WHAT NEEDS TO BE DONE: Return the stretch of records from the line containing "total-value: 8.5m+ (627, 679, 730, 720)" through the line containing "card-border (519, 345, 838, 458)", repeating each line exactly.

DATA SUPPLIED:
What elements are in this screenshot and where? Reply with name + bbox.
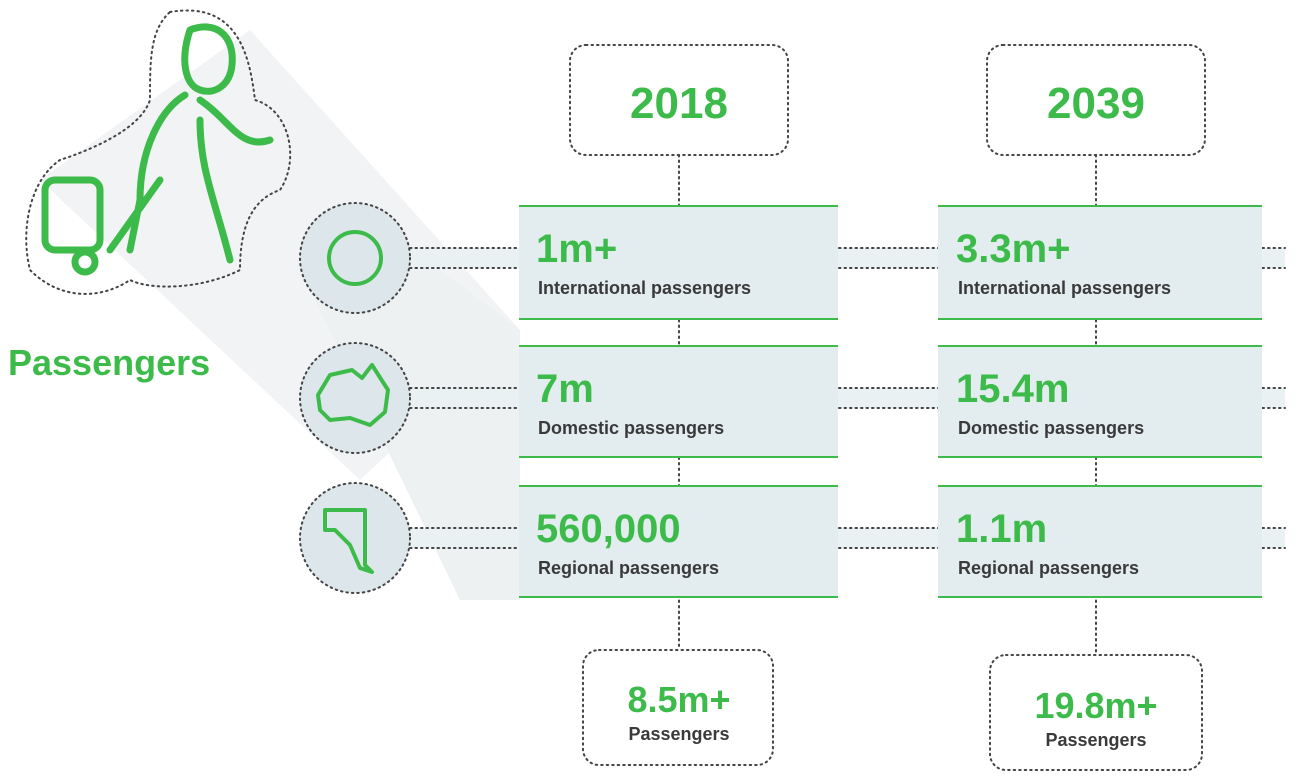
total-value: 8.5m+ (627, 679, 730, 720)
card-bg (938, 205, 1262, 320)
card: 1m+ International passengers (519, 205, 838, 320)
card-border (519, 485, 838, 598)
body (106, 91, 274, 264)
card: 15.4m Domestic passengers (938, 345, 1262, 458)
card-border (519, 205, 838, 320)
stat-label: International passengers (958, 278, 1171, 298)
row-icons (299, 202, 411, 594)
card-bg (519, 205, 838, 320)
card-border (519, 345, 838, 458)
icon-border (299, 342, 411, 454)
stat-value: 560,000 (536, 507, 681, 551)
total-label: Passengers (628, 724, 729, 744)
south-australia (323, 508, 374, 574)
suitcase (41, 176, 104, 254)
stat-label: Regional passengers (958, 558, 1139, 578)
year-box (569, 44, 789, 156)
card-bg (519, 345, 838, 458)
title: Passengers (8, 342, 210, 383)
year: 2039 (1047, 79, 1145, 128)
card-border (938, 485, 1262, 598)
globe (327, 230, 383, 286)
australia (316, 363, 390, 427)
card: 560,000 Regional passengers (519, 485, 838, 598)
card-border (938, 205, 1262, 320)
stat-label: Regional passengers (538, 558, 719, 578)
icon-border (299, 202, 411, 314)
stat-value: 3.3m+ (956, 227, 1071, 271)
card-bg (938, 485, 1262, 598)
column-2039: 2039 3.3m+ International passengers 15.4… (938, 44, 1262, 771)
year: 2018 (630, 79, 728, 128)
total-box (989, 654, 1203, 771)
outline (25, 9, 292, 295)
stat-label: International passengers (538, 278, 751, 298)
card: 7m Domestic passengers (519, 345, 838, 458)
card-border (938, 345, 1262, 458)
stat-value: 7m (536, 367, 594, 411)
stat-label: Domestic passengers (958, 418, 1144, 438)
card-bg (519, 485, 838, 598)
card-bg (938, 345, 1262, 458)
card: 1.1m Regional passengers (938, 485, 1262, 598)
year-box (986, 44, 1206, 156)
wheel (71, 248, 99, 276)
shadow (310, 240, 520, 600)
stat-value: 1.1m (956, 507, 1047, 551)
card: 3.3m+ International passengers (938, 205, 1262, 320)
column-2018: 2018 1m+ International passengers 7m Dom… (519, 44, 838, 766)
head (181, 23, 236, 95)
icon-border (299, 482, 411, 594)
total-box (582, 649, 774, 766)
icon-bg (300, 343, 410, 453)
total-value: 19.8m+ (1034, 685, 1157, 726)
icon-bg (300, 203, 410, 313)
total-label: Passengers (1045, 730, 1146, 750)
stat-value: 15.4m (956, 367, 1069, 411)
stat-label: Domestic passengers (538, 418, 724, 438)
stat-value: 1m+ (536, 227, 617, 271)
passenger-icon (25, 9, 292, 295)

OUTPUT FOR THIS TASK:
total-value: 8.5m+ (627, 679, 730, 720)
card-bg (938, 205, 1262, 320)
card: 1m+ International passengers (519, 205, 838, 320)
card-border (519, 485, 838, 598)
body (106, 91, 274, 264)
card: 15.4m Domestic passengers (938, 345, 1262, 458)
card-border (519, 205, 838, 320)
stat-label: International passengers (958, 278, 1171, 298)
row-icons (299, 202, 411, 594)
card-bg (519, 205, 838, 320)
card-border (519, 345, 838, 458)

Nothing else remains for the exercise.